++++ Data for this exercise ++++
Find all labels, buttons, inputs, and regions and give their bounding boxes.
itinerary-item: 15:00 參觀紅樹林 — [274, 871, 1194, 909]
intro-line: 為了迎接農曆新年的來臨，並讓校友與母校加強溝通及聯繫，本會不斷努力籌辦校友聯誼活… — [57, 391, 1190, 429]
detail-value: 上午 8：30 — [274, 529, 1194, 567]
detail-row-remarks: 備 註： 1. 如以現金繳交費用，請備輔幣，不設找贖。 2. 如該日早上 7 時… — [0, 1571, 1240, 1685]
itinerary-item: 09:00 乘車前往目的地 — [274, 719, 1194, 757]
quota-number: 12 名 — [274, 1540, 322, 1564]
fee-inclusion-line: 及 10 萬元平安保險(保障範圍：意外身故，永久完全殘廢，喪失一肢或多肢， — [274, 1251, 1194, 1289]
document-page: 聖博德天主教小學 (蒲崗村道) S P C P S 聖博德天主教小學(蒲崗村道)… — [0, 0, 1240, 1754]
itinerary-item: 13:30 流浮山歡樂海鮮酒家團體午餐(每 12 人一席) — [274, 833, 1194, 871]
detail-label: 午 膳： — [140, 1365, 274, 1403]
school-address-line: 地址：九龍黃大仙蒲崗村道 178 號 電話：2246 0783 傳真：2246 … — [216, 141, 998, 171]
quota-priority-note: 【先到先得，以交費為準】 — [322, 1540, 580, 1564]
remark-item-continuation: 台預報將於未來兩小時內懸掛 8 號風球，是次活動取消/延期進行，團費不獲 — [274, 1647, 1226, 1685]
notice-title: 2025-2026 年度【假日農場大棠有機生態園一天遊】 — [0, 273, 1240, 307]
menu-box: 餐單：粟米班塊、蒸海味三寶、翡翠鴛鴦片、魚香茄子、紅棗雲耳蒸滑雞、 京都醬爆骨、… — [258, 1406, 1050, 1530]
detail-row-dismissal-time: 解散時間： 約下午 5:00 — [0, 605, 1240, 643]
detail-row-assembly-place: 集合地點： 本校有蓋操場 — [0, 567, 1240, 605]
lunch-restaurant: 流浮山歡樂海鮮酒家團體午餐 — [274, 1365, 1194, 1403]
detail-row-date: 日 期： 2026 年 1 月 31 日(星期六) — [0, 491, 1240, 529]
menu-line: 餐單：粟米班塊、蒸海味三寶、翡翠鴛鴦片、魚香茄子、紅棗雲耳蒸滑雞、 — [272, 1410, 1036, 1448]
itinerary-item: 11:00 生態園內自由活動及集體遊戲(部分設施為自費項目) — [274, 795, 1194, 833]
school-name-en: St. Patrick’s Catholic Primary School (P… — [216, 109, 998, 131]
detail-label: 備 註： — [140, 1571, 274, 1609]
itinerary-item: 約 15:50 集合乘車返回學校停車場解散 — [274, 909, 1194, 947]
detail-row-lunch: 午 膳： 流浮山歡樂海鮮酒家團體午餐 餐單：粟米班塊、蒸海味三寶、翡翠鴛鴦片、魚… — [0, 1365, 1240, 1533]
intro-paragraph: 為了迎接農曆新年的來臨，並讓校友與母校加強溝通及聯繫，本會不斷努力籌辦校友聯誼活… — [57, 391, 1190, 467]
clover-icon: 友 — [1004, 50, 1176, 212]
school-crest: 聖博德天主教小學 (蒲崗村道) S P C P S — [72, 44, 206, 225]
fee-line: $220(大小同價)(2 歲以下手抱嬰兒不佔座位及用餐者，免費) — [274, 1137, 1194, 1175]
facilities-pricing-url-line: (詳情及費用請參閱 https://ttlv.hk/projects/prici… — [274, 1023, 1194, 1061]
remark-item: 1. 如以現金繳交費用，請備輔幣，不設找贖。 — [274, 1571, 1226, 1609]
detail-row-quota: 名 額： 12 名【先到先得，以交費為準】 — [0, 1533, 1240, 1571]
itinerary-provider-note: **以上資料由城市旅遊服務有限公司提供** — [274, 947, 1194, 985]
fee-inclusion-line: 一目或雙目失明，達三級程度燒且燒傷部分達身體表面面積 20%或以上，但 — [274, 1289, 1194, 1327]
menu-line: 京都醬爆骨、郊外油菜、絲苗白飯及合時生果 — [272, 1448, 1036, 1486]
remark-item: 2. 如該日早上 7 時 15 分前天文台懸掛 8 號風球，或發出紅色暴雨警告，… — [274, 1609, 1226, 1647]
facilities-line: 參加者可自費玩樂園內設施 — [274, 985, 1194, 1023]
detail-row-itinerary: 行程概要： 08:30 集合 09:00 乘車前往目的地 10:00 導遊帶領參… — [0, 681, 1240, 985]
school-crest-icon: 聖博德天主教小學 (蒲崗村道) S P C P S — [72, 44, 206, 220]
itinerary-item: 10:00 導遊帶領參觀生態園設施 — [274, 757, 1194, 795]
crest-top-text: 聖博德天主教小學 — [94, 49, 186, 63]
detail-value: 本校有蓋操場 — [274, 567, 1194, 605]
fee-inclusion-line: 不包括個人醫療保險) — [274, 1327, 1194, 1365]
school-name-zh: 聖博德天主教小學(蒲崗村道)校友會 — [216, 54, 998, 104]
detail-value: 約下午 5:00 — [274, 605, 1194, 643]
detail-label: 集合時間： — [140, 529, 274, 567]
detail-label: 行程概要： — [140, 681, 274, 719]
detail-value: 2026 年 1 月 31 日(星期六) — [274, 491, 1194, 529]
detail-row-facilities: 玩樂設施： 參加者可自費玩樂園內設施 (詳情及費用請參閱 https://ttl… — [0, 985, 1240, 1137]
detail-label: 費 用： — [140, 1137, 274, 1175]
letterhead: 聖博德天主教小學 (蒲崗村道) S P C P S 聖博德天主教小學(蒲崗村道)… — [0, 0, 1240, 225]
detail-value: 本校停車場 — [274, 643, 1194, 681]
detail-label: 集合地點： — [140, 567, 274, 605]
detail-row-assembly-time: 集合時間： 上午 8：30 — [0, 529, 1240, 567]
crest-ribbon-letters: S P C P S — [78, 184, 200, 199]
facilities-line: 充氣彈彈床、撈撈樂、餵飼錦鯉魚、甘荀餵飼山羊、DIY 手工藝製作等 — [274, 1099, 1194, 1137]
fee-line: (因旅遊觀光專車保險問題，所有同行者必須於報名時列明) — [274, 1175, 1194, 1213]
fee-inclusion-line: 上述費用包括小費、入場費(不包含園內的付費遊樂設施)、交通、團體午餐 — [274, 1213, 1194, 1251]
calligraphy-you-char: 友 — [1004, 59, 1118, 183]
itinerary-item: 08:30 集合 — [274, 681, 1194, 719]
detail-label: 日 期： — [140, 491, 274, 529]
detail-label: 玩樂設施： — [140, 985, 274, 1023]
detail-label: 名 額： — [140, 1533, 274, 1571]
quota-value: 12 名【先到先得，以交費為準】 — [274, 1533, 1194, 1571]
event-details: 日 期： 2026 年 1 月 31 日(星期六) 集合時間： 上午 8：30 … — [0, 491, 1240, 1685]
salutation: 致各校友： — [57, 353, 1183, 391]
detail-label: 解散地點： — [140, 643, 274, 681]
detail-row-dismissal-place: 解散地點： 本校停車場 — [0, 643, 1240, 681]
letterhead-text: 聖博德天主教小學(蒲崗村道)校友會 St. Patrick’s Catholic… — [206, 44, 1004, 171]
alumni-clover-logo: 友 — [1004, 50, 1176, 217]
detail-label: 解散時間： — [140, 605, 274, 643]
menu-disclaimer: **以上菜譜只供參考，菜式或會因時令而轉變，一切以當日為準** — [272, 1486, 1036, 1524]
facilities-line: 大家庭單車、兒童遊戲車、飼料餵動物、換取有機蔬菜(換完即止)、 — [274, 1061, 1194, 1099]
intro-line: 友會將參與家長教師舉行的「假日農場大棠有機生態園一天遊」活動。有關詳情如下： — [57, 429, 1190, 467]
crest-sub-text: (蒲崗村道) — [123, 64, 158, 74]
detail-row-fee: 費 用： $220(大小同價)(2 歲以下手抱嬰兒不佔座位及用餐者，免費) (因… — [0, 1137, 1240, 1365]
++++
Set problem: Can you repeat the lines from the first one up to and including the line with "document-page: 聖博德天主教小學 (蒲崗村道)"?

Final result:
Find all labels, buttons, inputs, and regions and give their bounding boxes.
itinerary-item: 15:00 參觀紅樹林 — [274, 871, 1194, 909]
intro-line: 為了迎接農曆新年的來臨，並讓校友與母校加強溝通及聯繫，本會不斷努力籌辦校友聯誼活… — [57, 391, 1190, 429]
detail-value: 上午 8：30 — [274, 529, 1194, 567]
detail-row-remarks: 備 註： 1. 如以現金繳交費用，請備輔幣，不設找贖。 2. 如該日早上 7 時… — [0, 1571, 1240, 1685]
itinerary-item: 09:00 乘車前往目的地 — [274, 719, 1194, 757]
quota-number: 12 名 — [274, 1540, 322, 1564]
fee-inclusion-line: 及 10 萬元平安保險(保障範圍：意外身故，永久完全殘廢，喪失一肢或多肢， — [274, 1251, 1194, 1289]
document-page: 聖博德天主教小學 (蒲崗村道) S P C P S 聖博德天主教小學(蒲崗村道)… — [0, 0, 1240, 1754]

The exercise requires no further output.